# STATED EXERCISE 1
According to the review of The Valley of Horses, where does Ayla eventually find sanctuary?
# STATED EXERCISE 2
Continue the review of The Valley of Horses from its last sentence.

# PROVIDED TEXT
The Valley of Horses (1982): Jean M. Auel

★★★

Earth’s Children: Book II

It’s time for the second instalment of Ayla’s adventures: a book that significantly broadens out the world which was introduced to us in The Clan of the Cave Bear. Here we finally glimpse cultures beyond those of the Clan, but we also spend much more time with Ayla, watching as circumstances force her to make leaps of intuition ever more daring and more successful. I can’t say this novel was quite as smooth going as the first, but towards the end something clicked and I now find myself eager to head on to the third. But I’m getting ahead of myself. Spoilers will follow, so proceed with caution.

Ayla has been cast out from her Clan, cursed to a living death and exiled from her son Durc and from all those whom she has come to think of as her family. Striking northwards, she has only one thought: to follow Iza’s dying wishes and to find the Others, those like herself. But where can she begin? The country is vast and the Others, if indeed they are there at all, are nowhere to be found. Alone and vulnerable in the face of nature, Ayla must learn to overcome the conditioning she received in the Clan, and to use all her skills to stay alive. When she eventually discovers sanctuary in a sheltered valley, she begins the hard process of making a home for herself – a challenge which leads her versatile brain to experiment with ever more innovative solutions. With the arrival of animal company from some unexpected quarters, Ayla is close to developing a substitute family, but despite her contentment she can’t forget the vow she made to Iza: to find the Others, to settle in a community where everyone else will be like her, and perhaps to find a mate of her own.

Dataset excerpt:
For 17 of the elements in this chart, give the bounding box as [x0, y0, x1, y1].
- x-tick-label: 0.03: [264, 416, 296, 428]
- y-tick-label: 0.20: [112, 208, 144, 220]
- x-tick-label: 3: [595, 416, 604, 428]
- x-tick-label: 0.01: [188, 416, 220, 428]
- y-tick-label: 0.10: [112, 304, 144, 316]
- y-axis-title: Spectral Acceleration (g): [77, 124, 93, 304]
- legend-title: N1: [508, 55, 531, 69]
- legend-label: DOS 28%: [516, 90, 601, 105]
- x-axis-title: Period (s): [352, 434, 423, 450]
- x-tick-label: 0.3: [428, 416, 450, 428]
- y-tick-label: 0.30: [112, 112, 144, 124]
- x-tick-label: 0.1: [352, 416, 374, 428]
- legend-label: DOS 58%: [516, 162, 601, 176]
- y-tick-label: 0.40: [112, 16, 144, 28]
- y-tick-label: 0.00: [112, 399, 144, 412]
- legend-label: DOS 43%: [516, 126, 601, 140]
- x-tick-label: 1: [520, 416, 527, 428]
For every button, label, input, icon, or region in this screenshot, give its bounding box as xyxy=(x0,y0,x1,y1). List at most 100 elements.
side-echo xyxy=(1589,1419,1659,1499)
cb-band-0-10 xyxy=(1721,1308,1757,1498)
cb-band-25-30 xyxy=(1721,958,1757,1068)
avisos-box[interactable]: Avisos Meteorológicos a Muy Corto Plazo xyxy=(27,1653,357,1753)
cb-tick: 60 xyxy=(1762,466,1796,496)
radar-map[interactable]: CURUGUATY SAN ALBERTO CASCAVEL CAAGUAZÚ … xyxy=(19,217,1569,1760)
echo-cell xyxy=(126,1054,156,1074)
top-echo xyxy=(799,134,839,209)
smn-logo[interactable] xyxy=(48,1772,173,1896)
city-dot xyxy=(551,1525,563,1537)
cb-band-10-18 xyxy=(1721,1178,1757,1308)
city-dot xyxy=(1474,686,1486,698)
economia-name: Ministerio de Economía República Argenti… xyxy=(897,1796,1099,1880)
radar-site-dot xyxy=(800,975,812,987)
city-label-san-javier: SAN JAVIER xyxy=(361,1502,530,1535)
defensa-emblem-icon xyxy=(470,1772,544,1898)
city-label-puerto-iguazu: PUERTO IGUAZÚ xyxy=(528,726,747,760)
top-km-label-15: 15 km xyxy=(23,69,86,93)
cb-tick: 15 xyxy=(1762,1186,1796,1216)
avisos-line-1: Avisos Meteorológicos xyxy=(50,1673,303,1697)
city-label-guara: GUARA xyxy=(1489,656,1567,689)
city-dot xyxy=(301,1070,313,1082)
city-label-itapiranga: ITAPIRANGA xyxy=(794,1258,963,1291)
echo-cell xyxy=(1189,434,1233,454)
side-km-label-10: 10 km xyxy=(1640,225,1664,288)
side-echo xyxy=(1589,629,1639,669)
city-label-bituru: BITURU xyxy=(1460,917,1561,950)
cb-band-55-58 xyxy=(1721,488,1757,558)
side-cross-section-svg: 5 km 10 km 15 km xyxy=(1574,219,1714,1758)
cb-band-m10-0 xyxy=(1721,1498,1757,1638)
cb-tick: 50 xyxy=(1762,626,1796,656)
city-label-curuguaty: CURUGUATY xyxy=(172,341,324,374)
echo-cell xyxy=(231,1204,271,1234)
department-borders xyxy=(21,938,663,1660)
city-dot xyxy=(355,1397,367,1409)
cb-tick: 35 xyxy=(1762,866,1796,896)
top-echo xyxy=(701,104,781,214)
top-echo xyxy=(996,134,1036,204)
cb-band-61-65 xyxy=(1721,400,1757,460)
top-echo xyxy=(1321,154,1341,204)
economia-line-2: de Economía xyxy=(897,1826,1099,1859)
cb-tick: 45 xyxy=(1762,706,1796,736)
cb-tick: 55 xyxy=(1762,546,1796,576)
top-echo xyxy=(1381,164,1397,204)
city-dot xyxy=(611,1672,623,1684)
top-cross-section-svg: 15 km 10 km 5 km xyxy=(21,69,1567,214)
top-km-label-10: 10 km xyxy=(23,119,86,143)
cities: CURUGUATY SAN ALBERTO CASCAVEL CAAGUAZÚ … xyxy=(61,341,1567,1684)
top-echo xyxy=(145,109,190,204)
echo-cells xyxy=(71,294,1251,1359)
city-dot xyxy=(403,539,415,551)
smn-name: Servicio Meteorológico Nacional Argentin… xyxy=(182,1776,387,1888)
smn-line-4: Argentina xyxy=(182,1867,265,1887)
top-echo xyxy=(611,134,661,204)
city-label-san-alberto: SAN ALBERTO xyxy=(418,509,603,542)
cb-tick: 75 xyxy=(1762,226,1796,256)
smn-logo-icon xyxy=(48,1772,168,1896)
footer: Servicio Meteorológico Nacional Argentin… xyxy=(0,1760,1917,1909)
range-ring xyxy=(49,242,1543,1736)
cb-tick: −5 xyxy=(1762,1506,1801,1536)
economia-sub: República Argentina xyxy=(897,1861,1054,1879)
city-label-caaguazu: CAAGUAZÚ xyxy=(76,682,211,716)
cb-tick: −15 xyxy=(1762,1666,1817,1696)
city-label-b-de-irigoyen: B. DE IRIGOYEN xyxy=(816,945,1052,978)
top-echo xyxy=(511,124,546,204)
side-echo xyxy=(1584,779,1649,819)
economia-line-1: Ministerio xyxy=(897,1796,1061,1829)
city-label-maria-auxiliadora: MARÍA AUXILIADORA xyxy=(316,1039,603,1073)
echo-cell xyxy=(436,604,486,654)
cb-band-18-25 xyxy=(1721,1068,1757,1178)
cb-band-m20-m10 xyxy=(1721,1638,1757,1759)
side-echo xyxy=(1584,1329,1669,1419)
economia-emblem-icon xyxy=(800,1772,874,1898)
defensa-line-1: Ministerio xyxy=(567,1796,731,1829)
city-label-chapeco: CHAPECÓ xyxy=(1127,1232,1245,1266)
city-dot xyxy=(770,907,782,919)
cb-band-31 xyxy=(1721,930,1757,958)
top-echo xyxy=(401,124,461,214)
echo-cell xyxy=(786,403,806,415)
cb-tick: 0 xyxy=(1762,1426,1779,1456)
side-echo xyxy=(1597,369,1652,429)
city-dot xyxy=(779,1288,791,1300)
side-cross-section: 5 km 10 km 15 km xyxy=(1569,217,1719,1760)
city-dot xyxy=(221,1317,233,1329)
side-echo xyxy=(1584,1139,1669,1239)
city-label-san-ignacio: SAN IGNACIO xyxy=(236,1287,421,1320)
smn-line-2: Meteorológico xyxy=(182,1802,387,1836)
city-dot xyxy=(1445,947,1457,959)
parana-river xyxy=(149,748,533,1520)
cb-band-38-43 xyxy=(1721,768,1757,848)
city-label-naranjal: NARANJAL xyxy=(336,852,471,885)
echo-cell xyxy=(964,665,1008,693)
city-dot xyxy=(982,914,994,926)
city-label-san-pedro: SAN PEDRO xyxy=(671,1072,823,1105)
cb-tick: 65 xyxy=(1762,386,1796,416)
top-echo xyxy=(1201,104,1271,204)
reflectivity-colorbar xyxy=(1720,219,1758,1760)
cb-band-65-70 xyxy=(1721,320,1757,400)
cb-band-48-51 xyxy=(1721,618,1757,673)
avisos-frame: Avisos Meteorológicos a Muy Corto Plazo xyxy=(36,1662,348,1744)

# TASK RESULT 1
In a sheltered valley.

# TASK RESULT 2
Somewhere far to the west, two young brothers are setting out on a Journey, a traditional rite of passage by which young people explore the world and make contact with neighbour tribes before either returning home to settle, or finding a mate among one of the peoples they meet. It is through Thonolan and Jondalar that we encounter the beliefs and values of a race born from the same root as the Neanderthals, but very different: aggressive, curious and egalitarian. While the Clan worships male spirits and totems, the people revere the force of the Great Mother; while the Clan is hidebound by tradition and custom, the people are more flexible and open; and, while the Clan expects women to accept the advances of any man, the people view physical love as a special and sacred part of life. As they travel along the shores of the Great Mother River, Jondalar and Thonolan are hosted by several different tribes, until fate brings them to the Cave of the Sharamudoi. Here, in a blended community of chamois hunters and fishermen, the brothers believe they may have found somewhere to call home. But the Great Mother has other plans for them…

Auel’s matter-of-fact style of writing suits much of the book. There are times when her descriptions of flint-knapping, spear-making or hunting are so detailed they could almost act as an instruction manual. It’s not necessarily emotionally engaging, but it is interesting as an imaginative reconstruction of ancient life. But she stumbles a bit when she applies the same matter-of-fact description to several rather extensive sex scenes. I knew to expect this, thanks to Silke’s kind warning on my Clan of the Cave Bear post, but even so I thought there was an uncomfortable disconnect between the rather detached descriptions of everyday life, and the very thorough technical descriptions of lovemaking.

It may be that, in a culture like this, sex was as free and frequent as Auel describes. In a society devoted to worship of a great feminine power, it may not be surprising that such worship took place through physical contact. Auel suggests that people are not yet generally aware of the connection between sex and procreation, so you can’t argue that sex is aimed at increasing the Great Mother’s fecundity. Nevertheless, I don’t need to know every single detail of what one character does to another. Nor do I need to be constantly reminded of Jondalar’s girth and prowess. Or the fact that women are smitten as soon as they look at him. Or his incredibly caring, gentle and satisfying abilities. Of course, this may be a personal thing – I get bored if a sex scene goes on for more than one page.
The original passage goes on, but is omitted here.